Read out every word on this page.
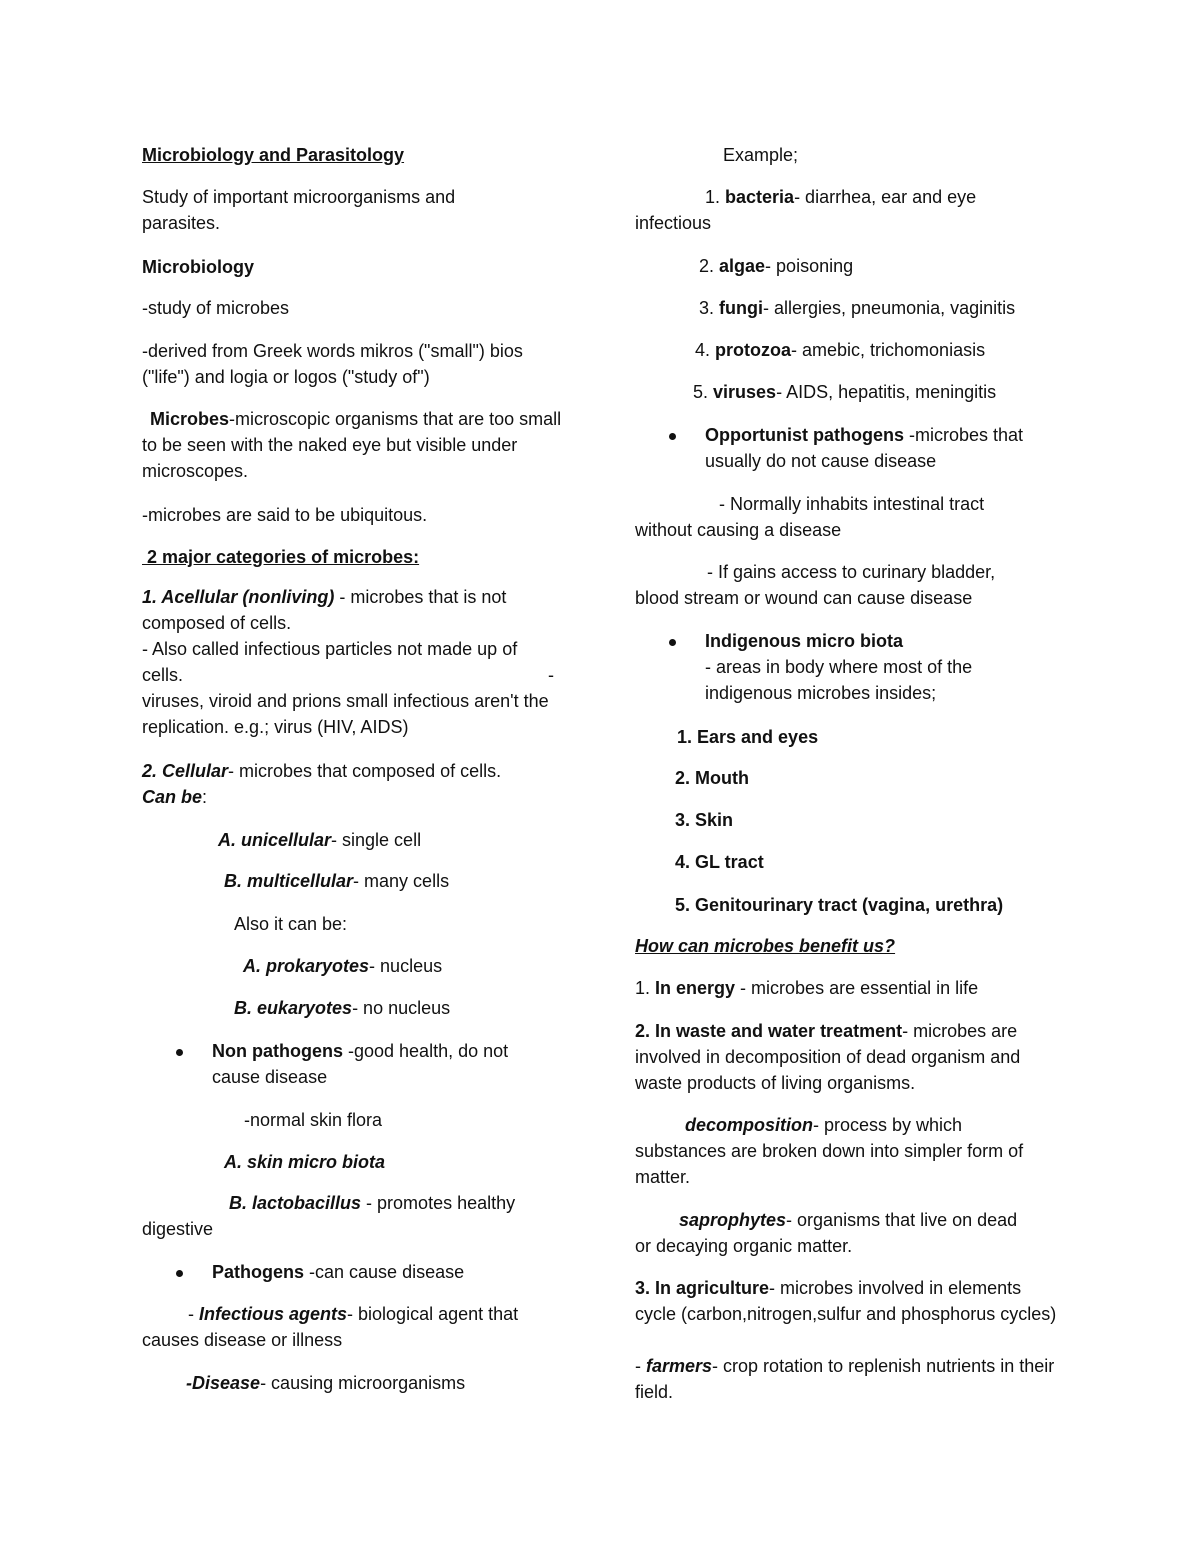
Microbiology and Parasitology

Study of important microorganisms and parasites.

Microbiology

-study of microbes

-derived from Greek words mikros ("small") bios ("life") and logia or logos ("study of")

Microbes-microscopic organisms that are too small to be seen with the naked eye but visible under microscopes.

-microbes are said to be ubiquitous.

2 major categories of microbes:

1. Acellular (nonliving) - microbes that is not composed of cells.

- Also called infectious particles not made up of cells.	-

viruses, viroid and prions small infectious aren't the replication. e.g.; virus (HIV, AIDS)

2. Cellular- microbes that composed of cells.

Can be:

A. unicellular- single cell

B. multicellular- many cells

Also it can be:

A. prokaryotes- nucleus

B. eukaryotes- no nucleus

Non pathogens -good health, do not cause disease

-normal skin flora

A. skin micro biota

B. lactobacillus - promotes healthy

digestive

Pathogens -can cause disease

- Infectious agents- biological agent that

causes disease or illness

-Disease- causing microorganisms

Example;

1. bacteria- diarrhea, ear and eye

infectious

2. algae- poisoning

3. fungi- allergies, pneumonia, vaginitis

4. protozoa- amebic, trichomoniasis

5. viruses- AIDS, hepatitis, meningitis

Opportunist pathogens -microbes that usually do not cause disease

- Normally inhabits intestinal tract

without causing a disease

- If gains access to curinary bladder,

blood stream or wound can cause disease

Indigenous micro biota
- areas in body where most of the indigenous microbes insides;

1. Ears and eyes

2. Mouth

3. Skin

4. GL tract

5. Genitourinary tract (vagina, urethra)

How can microbes benefit us?

1. In energy - microbes are essential in life

2. In waste and water treatment- microbes are involved in decomposition of dead organism and waste products of living organisms.

decomposition- process by which

substances are broken down into simpler form of matter.

saprophytes- organisms that live on dead

or decaying organic matter.

3. In agriculture- microbes involved in elements cycle (carbon,nitrogen,sulfur and phosphorus cycles)

- farmers- crop rotation to replenish nutrients in their field.
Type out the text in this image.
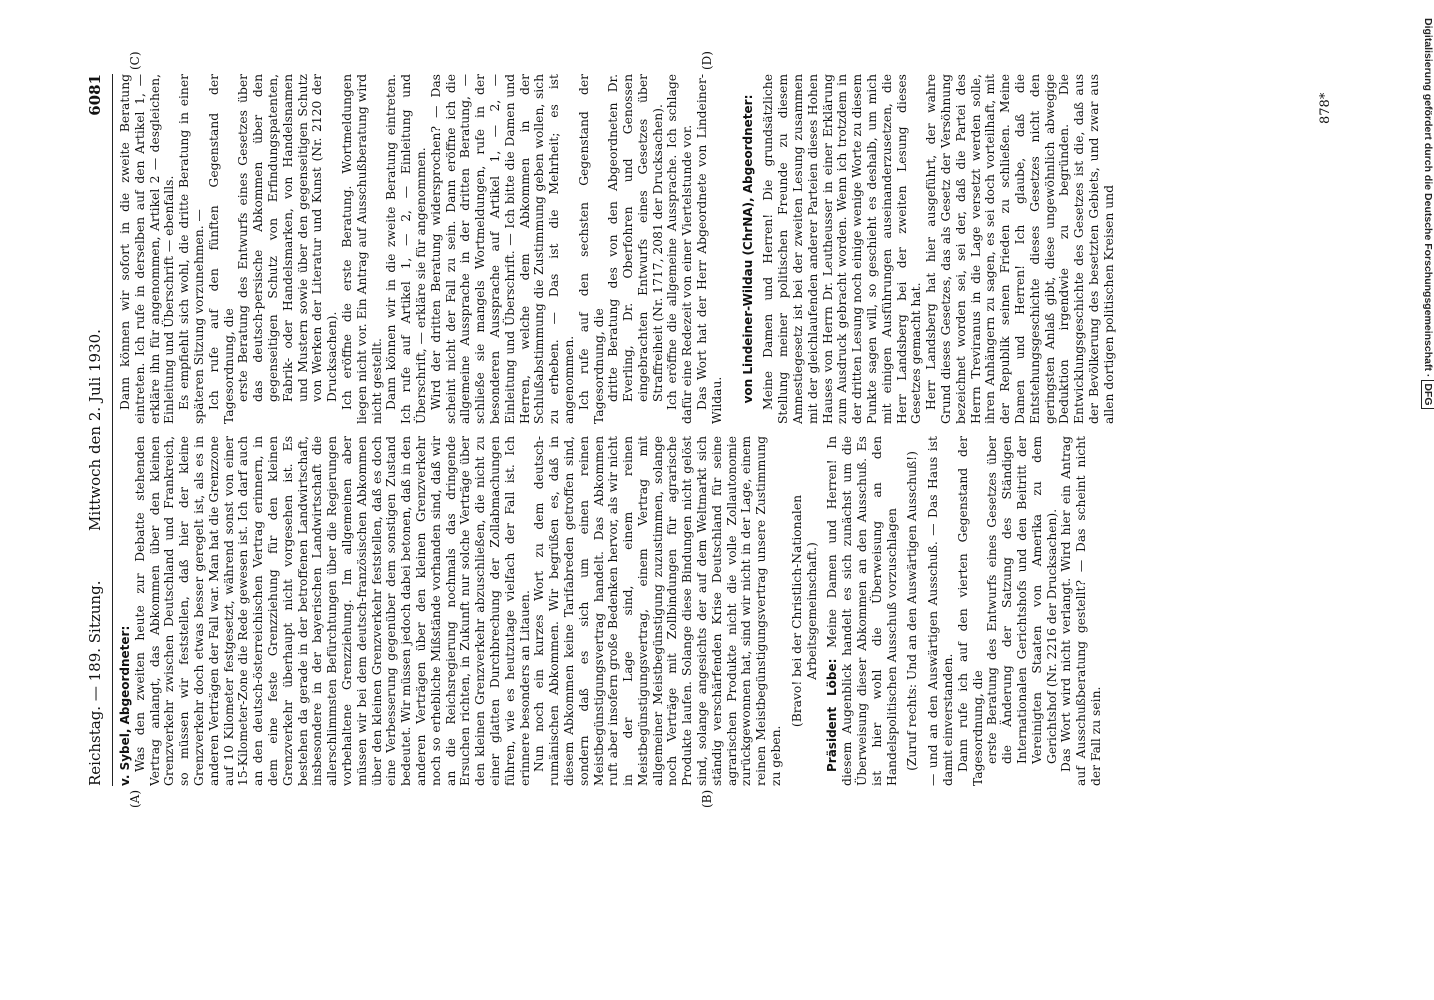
Reichstag. — 189. Sitzung.
Mittwoch den 2. Juli 1930.
6081
(A)	(B)
(C)	(D)

v. Sybel, Abgeordneter: Was den zweiten heute zur Debatte stehenden Vertrag anlangt, das Abkommen über den kleinen Grenzverkehr zwischen Deutschland und Frankreich, so müssen wir feststellen, daß hier der kleine Grenzverkehr doch etwas besser geregelt ist, als es in anderen Verträgen der Fall war. Man hat die Grenzzone auf 10 Kilometer festgesetzt, während sonst von einer 15-Kilometer-Zone die Rede gewesen ist. Ich darf auch an den deutsch-österreichischen Vertrag erinnern, in dem eine feste Grenzziehung für den kleinen Grenzverkehr überhaupt nicht vorgesehen ist. Es bestehen da gerade in der betroffenen Landwirtschaft, insbesondere in der bayerischen Landwirtschaft die allerschlimmsten Befürchtungen über die Regierungen vorbehaltene Grenzziehung. Im allgemeinen aber müssen wir bei dem deutsch-französischen Abkommen über den kleinen Grenzverkehr feststellen, daß es doch eine Verbesserung gegenüber dem sonstigen Zustand bedeutet. Wir müssen jedoch dabei betonen, daß in den anderen Verträgen über den kleinen Grenzverkehr noch so erhebliche Mißstände vorhanden sind, daß wir an die Reichsregierung nochmals das dringende Ersuchen richten, in Zukunft nur solche Verträge über den kleinen Grenzverkehr abzuschließen, die nicht zu einer glatten Durchbrechung der Zollabmachungen führen, wie es heutzutage vielfach der Fall ist. Ich erinnere besonders an Litauen. Nun noch ein kurzes Wort zu dem deutsch-rumänischen Abkommen. Wir begrüßen es, daß in diesem Abkommen keine Tarifabreden getroffen sind, sondern daß es sich um einen reinen Meistbegünstigungsvertrag handelt. Das Abkommen ruft aber insofern große Bedenken hervor, als wir nicht in der Lage sind, einem reinen Meistbegünstigungsvertrag, einem Vertrag mit allgemeiner Meistbegünstigung zuzustimmen, solange noch Verträge mit Zollbindungen für agrarische Produkte laufen. Solange diese Bindungen nicht gelöst sind, solange angesichts der auf dem Weltmarkt sich ständig verschärfenden Krise Deutschland für seine agrarischen Produkte nicht die volle Zollautonomie zurückgewonnen hat, sind wir nicht in der Lage, einem reinen Meistbegünstigungsvertrag unsere Zustimmung zu geben.

(Bravo! bei der Christlich-Nationalen Arbeitsgemeinschaft.)

Präsident Löbe: Meine Damen und Herren! In diesem Augenblick handelt es sich zunächst um die Überweisung dieser Abkommen an den Ausschuß. Es ist hier wohl die Überweisung an den Handelspolitischen Ausschuß vorzuschlagen (Zuruf rechts: Und an den Auswärtigen Ausschuß!) — und an den Auswärtigen Ausschuß. — Das Haus ist damit einverstanden. Dann rufe ich auf den vierten Gegenstand der Tagesordnung, die erste Beratung des Entwurfs eines Gesetzes über die Änderung der Satzung des Ständigen Internationalen Gerichtshofs und den Beitritt der Vereinigten Staaten von Amerika zu dem Gerichtshof (Nr. 2216 der Drucksachen). Das Wort wird nicht verlangt. Wird hier ein Antrag auf Ausschußberatung gestellt? — Das scheint nicht der Fall zu sein.

Dann können wir sofort in die zweite Beratung eintreten. Ich rufe in derselben auf den Artikel 1, — erkläre ihn für angenommen, Artikel 2 — desgleichen, Einleitung und Überschrift — ebenfalls. Es empfiehlt sich wohl, die dritte Beratung in einer späteren Sitzung vorzunehmen. — Ich rufe auf den fünften Gegenstand der Tagesordnung, die erste Beratung des Entwurfs eines Gesetzes über das deutsch-persische Abkommen über den gegenseitigen Schutz von Erfindungspatenten, Fabrik- oder Handelsmarken, von Handelsnamen und Mustern sowie über den gegenseitigen Schutz von Werken der Literatur und Kunst (Nr. 2120 der Drucksachen). Ich eröffne die erste Beratung. Wortmeldungen liegen nicht vor. Ein Antrag auf Ausschußberatung wird nicht gestellt. Dann können wir in die zweite Beratung eintreten. Ich rufe auf Artikel 1, — 2, — Einleitung und Überschrift, — erkläre sie für angenommen. Wird der dritten Beratung widersprochen? — Das scheint nicht der Fall zu sein. Dann eröffne ich die allgemeine Aussprache in der dritten Beratung, — schließe sie mangels Wortmeldungen, rufe in der besonderen Aussprache auf Artikel 1, — 2, — Einleitung und Überschrift. — Ich bitte die Damen und Herren, welche dem Abkommen in der Schlußabstimmung die Zustimmung geben wollen, sich zu erheben. — Das ist die Mehrheit; es ist angenommen. Ich rufe auf den sechsten Gegenstand der Tagesordnung, die dritte Beratung des von den Abgeordneten Dr. Everling, Dr. Oberfohren und Genossen eingebrachten Entwurfs eines Gesetzes über Straffreiheit (Nr. 1717, 2081 der Drucksachen). Ich eröffne die allgemeine Aussprache. Ich schlage dafür eine Redezeit von einer Viertelstunde vor. Das Wort hat der Herr Abgeordnete von Lindeiner-Wildau. von Lindeiner-Wildau (ChrNA), Abgeordneter: Meine Damen und Herren! Die grundsätzliche Stellung meiner politischen Freunde zu diesem Amnestiegesetz ist bei der zweiten Lesung zusammen mit der gleichlaufenden anderer Parteien dieses Hohen Hauses von Herrn Dr. Leutheusser in einer Erklärung zum Ausdruck gebracht worden. Wenn ich trotzdem in der dritten Lesung noch einige wenige Worte zu diesem Punkte sagen will, so geschieht es deshalb, um mich mit einigen Ausführungen auseinanderzusetzen, die Herr Landsberg bei der zweiten Lesung dieses Gesetzes gemacht hat. Herr Landsberg hat hier ausgeführt, der wahre Grund dieses Gesetzes, das als Gesetz der Versöhnung bezeichnet worden sei, sei der, daß die Partei des Herrn Treviranus in die Lage versetzt werden solle, ihren Anhängern zu sagen, es sei doch vorteilhaft, mit der Republik seinen Frieden zu schließen. Meine Damen und Herren! Ich glaube, daß die Entstehungsgeschichte dieses Gesetzes nicht den geringsten Anlaß gibt, diese ungewöhnlich abwegige Deduktion irgendwie zu begründen. Die Entwicklungsgeschichte des Gesetzes ist die, daß aus der Bevölkerung des besetzten Gebiets, und zwar aus allen dortigen politischen Kreisen und

878*	Digitalisierung gefördert durch die Deutsche Forschungsgemeinschaft · DFG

* * *

• _Assignment_: How many of the lines above contain the word "causing"? Give the number alone.

• _Finished task_: 2